**EXERCISE INSTRUCTIONS**.
Please restate the following records word for word.

**RECORDS FOR THIS TASK**.
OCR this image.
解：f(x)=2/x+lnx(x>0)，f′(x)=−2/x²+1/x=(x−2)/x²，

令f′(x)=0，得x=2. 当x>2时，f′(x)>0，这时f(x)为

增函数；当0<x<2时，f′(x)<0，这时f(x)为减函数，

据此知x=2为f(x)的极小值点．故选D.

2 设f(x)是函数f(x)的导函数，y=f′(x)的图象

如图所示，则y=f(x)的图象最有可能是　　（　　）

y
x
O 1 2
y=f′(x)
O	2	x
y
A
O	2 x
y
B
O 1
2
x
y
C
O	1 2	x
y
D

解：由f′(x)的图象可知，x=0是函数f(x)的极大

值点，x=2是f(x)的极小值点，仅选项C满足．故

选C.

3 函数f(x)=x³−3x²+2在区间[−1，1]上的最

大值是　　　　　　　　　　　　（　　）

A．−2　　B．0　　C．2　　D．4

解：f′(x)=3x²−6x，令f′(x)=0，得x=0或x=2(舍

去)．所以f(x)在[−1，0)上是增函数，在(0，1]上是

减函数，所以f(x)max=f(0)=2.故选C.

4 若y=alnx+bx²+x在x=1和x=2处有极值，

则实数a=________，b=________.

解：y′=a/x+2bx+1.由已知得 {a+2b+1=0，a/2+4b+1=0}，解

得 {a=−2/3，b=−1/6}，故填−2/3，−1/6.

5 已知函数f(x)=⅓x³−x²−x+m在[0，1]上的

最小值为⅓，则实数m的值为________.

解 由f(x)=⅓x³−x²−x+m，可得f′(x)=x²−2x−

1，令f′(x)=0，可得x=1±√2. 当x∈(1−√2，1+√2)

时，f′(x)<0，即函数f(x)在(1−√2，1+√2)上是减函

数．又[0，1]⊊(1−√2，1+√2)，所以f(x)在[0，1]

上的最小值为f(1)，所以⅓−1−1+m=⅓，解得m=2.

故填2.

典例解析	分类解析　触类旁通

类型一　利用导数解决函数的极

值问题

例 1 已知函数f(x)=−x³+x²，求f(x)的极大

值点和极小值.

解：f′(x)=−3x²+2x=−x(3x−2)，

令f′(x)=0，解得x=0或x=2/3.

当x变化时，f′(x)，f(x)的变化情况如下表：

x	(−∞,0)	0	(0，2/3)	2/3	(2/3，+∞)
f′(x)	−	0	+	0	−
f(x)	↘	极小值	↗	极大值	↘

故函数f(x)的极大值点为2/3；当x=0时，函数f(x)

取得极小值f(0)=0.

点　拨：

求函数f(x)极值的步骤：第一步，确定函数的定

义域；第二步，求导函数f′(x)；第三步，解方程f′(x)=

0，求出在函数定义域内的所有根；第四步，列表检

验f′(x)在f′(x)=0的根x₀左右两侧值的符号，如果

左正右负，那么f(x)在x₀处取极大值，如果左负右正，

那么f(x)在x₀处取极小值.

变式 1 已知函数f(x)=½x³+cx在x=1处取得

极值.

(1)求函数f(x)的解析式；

**COMPLETED TASK**.
OCR this image.
解：f(x)=2/x+lnx(x>0)，f′(x)=−2/x²+1/x=(x−2)/x²，

令f′(x)=0，得x=2. 当x>2时，f′(x)>0，这时f(x)为

增函数；当0<x<2时，f′(x)<0，这时f(x)为减函数，

据此知x=2为f(x)的极小值点．故选D.

2 设f(x)是函数f(x)的导函数，y=f′(x)的图象

如图所示，则y=f(x)的图象最有可能是　　（　　）

y
x
O 1 2
y=f′(x)
O	2	x
y
A
O	2 x
y
B
O 1
2
x
y
C
O	1 2	x
y
D

解：由f′(x)的图象可知，x=0是函数f(x)的极大

值点，x=2是f(x)的极小值点，仅选项C满足．故

选C.

3 函数f(x)=x³−3x²+2在区间[−1，1]上的最

大值是　　　　　　　　　　　　（　　）

A．−2　　B．0　　C．2　　D．4

解：f′(x)=3x²−6x，令f′(x)=0，得x=0或x=2(舍

去)．所以f(x)在[−1，0)上是增函数，在(0，1]上是

减函数，所以f(x)max=f(0)=2.故选C.

4 若y=alnx+bx²+x在x=1和x=2处有极值，

则实数a=________，b=________.

解：y′=a/x+2bx+1.由已知得 {a+2b+1=0，a/2+4b+1=0}，解

得 {a=−2/3，b=−1/6}，故填−2/3，−1/6.

5 已知函数f(x)=⅓x³−x²−x+m在[0，1]上的

最小值为⅓，则实数m的值为________.

解 由f(x)=⅓x³−x²−x+m，可得f′(x)=x²−2x−

1，令f′(x)=0，可得x=1±√2. 当x∈(1−√2，1+√2)

时，f′(x)<0，即函数f(x)在(1−√2，1+√2)上是减函

数．又[0，1]⊊(1−√2，1+√2)，所以f(x)在[0，1]

上的最小值为f(1)，所以⅓−1−1+m=⅓，解得m=2.

故填2.

典例解析	分类解析　触类旁通

类型一　利用导数解决函数的极

值问题

例 1 已知函数f(x)=−x³+x²，求f(x)的极大

值点和极小值.

解：f′(x)=−3x²+2x=−x(3x−2)，

令f′(x)=0，解得x=0或x=2/3.

当x变化时，f′(x)，f(x)的变化情况如下表：

x	(−∞,0)	0	(0，2/3)	2/3	(2/3，+∞)
f′(x)	−	0	+	0	−
f(x)	↘	极小值	↗	极大值	↘

故函数f(x)的极大值点为2/3；当x=0时，函数f(x)

取得极小值f(0)=0.

点　拨：

求函数f(x)极值的步骤：第一步，确定函数的定

义域；第二步，求导函数f′(x)；第三步，解方程f′(x)=

0，求出在函数定义域内的所有根；第四步，列表检

验f′(x)在f′(x)=0的根x₀左右两侧值的符号，如果

左正右负，那么f(x)在x₀处取极大值，如果左负右正，

那么f(x)在x₀处取极小值.

变式 1 已知函数f(x)=½x³+cx在x=1处取得

极值.

(1)求函数f(x)的解析式；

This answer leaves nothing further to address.